[Written request]: Quote each line of the material below word for word, without changing anything.

[Dataset items]
● ● ● ● ●

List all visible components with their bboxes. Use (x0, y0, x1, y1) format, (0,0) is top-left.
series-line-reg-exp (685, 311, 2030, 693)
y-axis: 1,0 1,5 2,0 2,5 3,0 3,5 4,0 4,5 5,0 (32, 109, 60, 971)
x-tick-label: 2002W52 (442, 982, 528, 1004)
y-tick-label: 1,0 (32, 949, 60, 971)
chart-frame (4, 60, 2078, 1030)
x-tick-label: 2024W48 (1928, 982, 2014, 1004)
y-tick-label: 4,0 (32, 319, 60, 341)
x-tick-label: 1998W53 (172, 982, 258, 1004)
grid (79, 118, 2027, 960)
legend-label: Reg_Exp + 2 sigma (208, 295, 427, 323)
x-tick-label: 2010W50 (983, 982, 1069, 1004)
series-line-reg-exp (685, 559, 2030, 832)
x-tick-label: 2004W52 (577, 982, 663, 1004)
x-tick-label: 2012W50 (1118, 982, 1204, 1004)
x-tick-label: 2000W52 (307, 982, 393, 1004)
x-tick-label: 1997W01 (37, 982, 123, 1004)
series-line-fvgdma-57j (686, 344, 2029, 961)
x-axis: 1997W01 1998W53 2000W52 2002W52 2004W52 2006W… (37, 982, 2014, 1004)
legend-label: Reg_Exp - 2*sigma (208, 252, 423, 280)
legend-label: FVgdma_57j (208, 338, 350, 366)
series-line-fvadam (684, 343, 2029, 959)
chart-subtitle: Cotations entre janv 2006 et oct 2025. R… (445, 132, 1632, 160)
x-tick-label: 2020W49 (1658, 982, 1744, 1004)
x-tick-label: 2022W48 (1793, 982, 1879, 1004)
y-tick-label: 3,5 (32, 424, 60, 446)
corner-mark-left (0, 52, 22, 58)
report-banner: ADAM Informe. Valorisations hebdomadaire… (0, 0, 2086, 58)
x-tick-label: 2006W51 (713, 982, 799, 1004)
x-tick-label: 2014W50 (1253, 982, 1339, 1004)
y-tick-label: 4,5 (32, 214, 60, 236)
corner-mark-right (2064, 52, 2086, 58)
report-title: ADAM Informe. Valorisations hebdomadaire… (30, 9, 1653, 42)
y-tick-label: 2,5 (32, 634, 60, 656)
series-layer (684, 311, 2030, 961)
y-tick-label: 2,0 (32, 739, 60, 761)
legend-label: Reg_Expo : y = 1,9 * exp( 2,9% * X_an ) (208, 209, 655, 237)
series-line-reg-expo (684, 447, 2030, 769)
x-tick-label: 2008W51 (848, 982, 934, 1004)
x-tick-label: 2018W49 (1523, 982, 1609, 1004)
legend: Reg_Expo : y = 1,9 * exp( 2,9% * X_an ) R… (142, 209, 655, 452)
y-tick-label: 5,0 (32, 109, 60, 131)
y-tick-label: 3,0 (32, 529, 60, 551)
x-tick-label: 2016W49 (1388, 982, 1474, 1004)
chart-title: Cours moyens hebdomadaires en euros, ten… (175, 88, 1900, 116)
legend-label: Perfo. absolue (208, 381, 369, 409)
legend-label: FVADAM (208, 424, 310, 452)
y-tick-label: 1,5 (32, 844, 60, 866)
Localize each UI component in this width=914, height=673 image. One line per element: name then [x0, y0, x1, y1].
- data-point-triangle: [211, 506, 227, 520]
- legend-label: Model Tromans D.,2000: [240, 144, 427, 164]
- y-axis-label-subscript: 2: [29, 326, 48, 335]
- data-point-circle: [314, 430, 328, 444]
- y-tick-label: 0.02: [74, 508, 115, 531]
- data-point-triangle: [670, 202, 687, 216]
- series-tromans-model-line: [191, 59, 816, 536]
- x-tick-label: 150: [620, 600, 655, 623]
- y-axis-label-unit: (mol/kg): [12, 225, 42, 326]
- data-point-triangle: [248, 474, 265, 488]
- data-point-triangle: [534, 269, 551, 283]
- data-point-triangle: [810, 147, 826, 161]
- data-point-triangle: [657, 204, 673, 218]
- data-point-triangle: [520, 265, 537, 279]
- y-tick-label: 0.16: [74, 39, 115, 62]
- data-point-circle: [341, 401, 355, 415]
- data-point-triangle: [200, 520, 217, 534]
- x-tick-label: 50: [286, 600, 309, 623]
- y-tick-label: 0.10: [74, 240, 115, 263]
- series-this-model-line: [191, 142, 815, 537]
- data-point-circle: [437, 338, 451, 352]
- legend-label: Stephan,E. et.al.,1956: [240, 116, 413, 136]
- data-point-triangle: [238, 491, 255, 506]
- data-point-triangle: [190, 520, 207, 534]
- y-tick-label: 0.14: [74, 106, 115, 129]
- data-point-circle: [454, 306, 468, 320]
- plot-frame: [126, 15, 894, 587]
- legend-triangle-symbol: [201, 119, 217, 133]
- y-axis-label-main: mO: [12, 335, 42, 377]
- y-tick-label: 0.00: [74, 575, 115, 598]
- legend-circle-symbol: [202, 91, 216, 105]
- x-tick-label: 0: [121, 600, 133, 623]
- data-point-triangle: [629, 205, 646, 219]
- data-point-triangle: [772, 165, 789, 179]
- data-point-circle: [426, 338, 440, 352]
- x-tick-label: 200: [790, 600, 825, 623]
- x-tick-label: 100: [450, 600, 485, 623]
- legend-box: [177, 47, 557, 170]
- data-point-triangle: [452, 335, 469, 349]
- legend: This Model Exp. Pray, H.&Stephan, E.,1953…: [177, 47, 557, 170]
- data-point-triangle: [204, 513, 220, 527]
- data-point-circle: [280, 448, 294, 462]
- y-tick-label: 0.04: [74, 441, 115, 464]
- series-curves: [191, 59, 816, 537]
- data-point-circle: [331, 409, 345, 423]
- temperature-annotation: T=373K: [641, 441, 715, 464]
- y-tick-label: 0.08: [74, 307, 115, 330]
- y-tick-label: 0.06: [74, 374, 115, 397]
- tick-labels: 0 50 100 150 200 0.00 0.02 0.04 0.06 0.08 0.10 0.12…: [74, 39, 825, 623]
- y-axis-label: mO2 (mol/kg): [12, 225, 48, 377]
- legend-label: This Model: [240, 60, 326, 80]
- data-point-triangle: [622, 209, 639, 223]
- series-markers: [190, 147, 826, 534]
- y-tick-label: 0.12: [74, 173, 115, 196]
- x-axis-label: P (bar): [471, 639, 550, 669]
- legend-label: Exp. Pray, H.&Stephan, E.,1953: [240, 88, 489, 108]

● ● ● ● ●

[Response below]:
List all visible components with their bboxes. Use (x0, y0, x1, y1) format, (0,0) is top-left.
series-line-reg-exp (685, 311, 2030, 693)
y-axis: 1,0 1,5 2,0 2,5 3,0 3,5 4,0 4,5 5,0 (32, 109, 60, 971)
x-tick-label: 2002W52 (442, 982, 528, 1004)
y-tick-label: 1,0 (32, 949, 60, 971)
chart-frame (4, 60, 2078, 1030)
x-tick-label: 2024W48 (1928, 982, 2014, 1004)
y-tick-label: 4,0 (32, 319, 60, 341)
x-tick-label: 1998W53 (172, 982, 258, 1004)
grid (79, 118, 2027, 960)
legend-label: Reg_Exp + 2 sigma (208, 295, 427, 323)
x-tick-label: 2010W50 (983, 982, 1069, 1004)
series-line-reg-exp (685, 559, 2030, 832)
x-tick-label: 2004W52 (577, 982, 663, 1004)
x-tick-label: 2012W50 (1118, 982, 1204, 1004)
x-tick-label: 2000W52 (307, 982, 393, 1004)
x-tick-label: 1997W01 (37, 982, 123, 1004)
series-line-fvgdma-57j (686, 344, 2029, 961)
x-axis: 1997W01 1998W53 2000W52 2002W52 2004W52 2006W… (37, 982, 2014, 1004)
legend-label: Reg_Exp - 2*sigma (208, 252, 423, 280)
legend-label: FVgdma_57j (208, 338, 350, 366)
series-line-fvadam (684, 343, 2029, 959)
chart-subtitle: Cotations entre janv 2006 et oct 2025. R… (445, 132, 1632, 160)
x-tick-label: 2020W49 (1658, 982, 1744, 1004)
x-tick-label: 2022W48 (1793, 982, 1879, 1004)
y-tick-label: 3,5 (32, 424, 60, 446)
corner-mark-left (0, 52, 22, 58)
report-banner: ADAM Informe. Valorisations hebdomadaire… (0, 0, 2086, 58)
x-tick-label: 2006W51 (713, 982, 799, 1004)
x-tick-label: 2014W50 (1253, 982, 1339, 1004)
y-tick-label: 4,5 (32, 214, 60, 236)
corner-mark-right (2064, 52, 2086, 58)
report-title: ADAM Informe. Valorisations hebdomadaire… (30, 9, 1653, 42)
y-tick-label: 2,5 (32, 634, 60, 656)
series-layer (684, 311, 2030, 961)
y-tick-label: 2,0 (32, 739, 60, 761)
legend-label: Reg_Expo : y = 1,9 * exp( 2,9% * X_an ) (208, 209, 655, 237)
series-line-reg-expo (684, 447, 2030, 769)
x-tick-label: 2008W51 (848, 982, 934, 1004)
x-tick-label: 2018W49 (1523, 982, 1609, 1004)
legend: Reg_Expo : y = 1,9 * exp( 2,9% * X_an ) R… (142, 209, 655, 452)
y-tick-label: 5,0 (32, 109, 60, 131)
y-tick-label: 3,0 (32, 529, 60, 551)
x-tick-label: 2016W49 (1388, 982, 1474, 1004)
chart-title: Cours moyens hebdomadaires en euros, ten… (175, 88, 1900, 116)
legend-label: Perfo. absolue (208, 381, 369, 409)
legend-label: FVADAM (208, 424, 310, 452)
y-tick-label: 1,5 (32, 844, 60, 866)
Localize each UI component in this width=914, height=673 image. One line per element: name then [x0, y0, x1, y1].
- data-point-triangle: [211, 506, 227, 520]
- legend-label: Model Tromans D.,2000: [240, 144, 427, 164]
- y-axis-label-subscript: 2: [29, 326, 48, 335]
- data-point-circle: [314, 430, 328, 444]
- y-tick-label: 0.02: [74, 508, 115, 531]
- data-point-triangle: [670, 202, 687, 216]
- series-tromans-model-line: [191, 59, 816, 536]
- x-tick-label: 150: [620, 600, 655, 623]
- y-axis-label-unit: (mol/kg): [12, 225, 42, 326]
- data-point-triangle: [248, 474, 265, 488]
- data-point-triangle: [534, 269, 551, 283]
- data-point-triangle: [810, 147, 826, 161]
- data-point-triangle: [657, 204, 673, 218]
- data-point-triangle: [520, 265, 537, 279]
- y-tick-label: 0.16: [74, 39, 115, 62]
- data-point-circle: [341, 401, 355, 415]
- data-point-triangle: [200, 520, 217, 534]
- x-tick-label: 50: [286, 600, 309, 623]
- y-tick-label: 0.10: [74, 240, 115, 263]
- series-this-model-line: [191, 142, 815, 537]
- data-point-circle: [437, 338, 451, 352]
- legend-label: Stephan,E. et.al.,1956: [240, 116, 413, 136]
- data-point-triangle: [238, 491, 255, 506]
- data-point-triangle: [190, 520, 207, 534]
- y-tick-label: 0.14: [74, 106, 115, 129]
- data-point-circle: [454, 306, 468, 320]
- plot-frame: [126, 15, 894, 587]
- legend-triangle-symbol: [201, 119, 217, 133]
- y-axis-label-main: mO: [12, 335, 42, 377]
- y-tick-label: 0.00: [74, 575, 115, 598]
- legend-circle-symbol: [202, 91, 216, 105]
- x-tick-label: 0: [121, 600, 133, 623]
- data-point-triangle: [629, 205, 646, 219]
- data-point-triangle: [772, 165, 789, 179]
- data-point-circle: [426, 338, 440, 352]
- x-tick-label: 200: [790, 600, 825, 623]
- x-tick-label: 100: [450, 600, 485, 623]
- legend-box: [177, 47, 557, 170]
- data-point-triangle: [452, 335, 469, 349]
- legend: This Model Exp. Pray, H.&Stephan, E.,1953…: [177, 47, 557, 170]
- data-point-triangle: [204, 513, 220, 527]
- data-point-circle: [280, 448, 294, 462]
- y-tick-label: 0.04: [74, 441, 115, 464]
- series-curves: [191, 59, 816, 537]
- data-point-circle: [331, 409, 345, 423]
- temperature-annotation: T=373K: [641, 441, 715, 464]
- y-tick-label: 0.08: [74, 307, 115, 330]
- y-tick-label: 0.06: [74, 374, 115, 397]
- tick-labels: 0 50 100 150 200 0.00 0.02 0.04 0.06 0.08 0.10 0.12…: [74, 39, 825, 623]
- y-axis-label: mO2 (mol/kg): [12, 225, 48, 377]
- legend-label: This Model: [240, 60, 326, 80]
- data-point-triangle: [622, 209, 639, 223]
- series-markers: [190, 147, 826, 534]
- y-tick-label: 0.12: [74, 173, 115, 196]
- x-axis-label: P (bar): [471, 639, 550, 669]
- legend-label: Exp. Pray, H.&Stephan, E.,1953: [240, 88, 489, 108]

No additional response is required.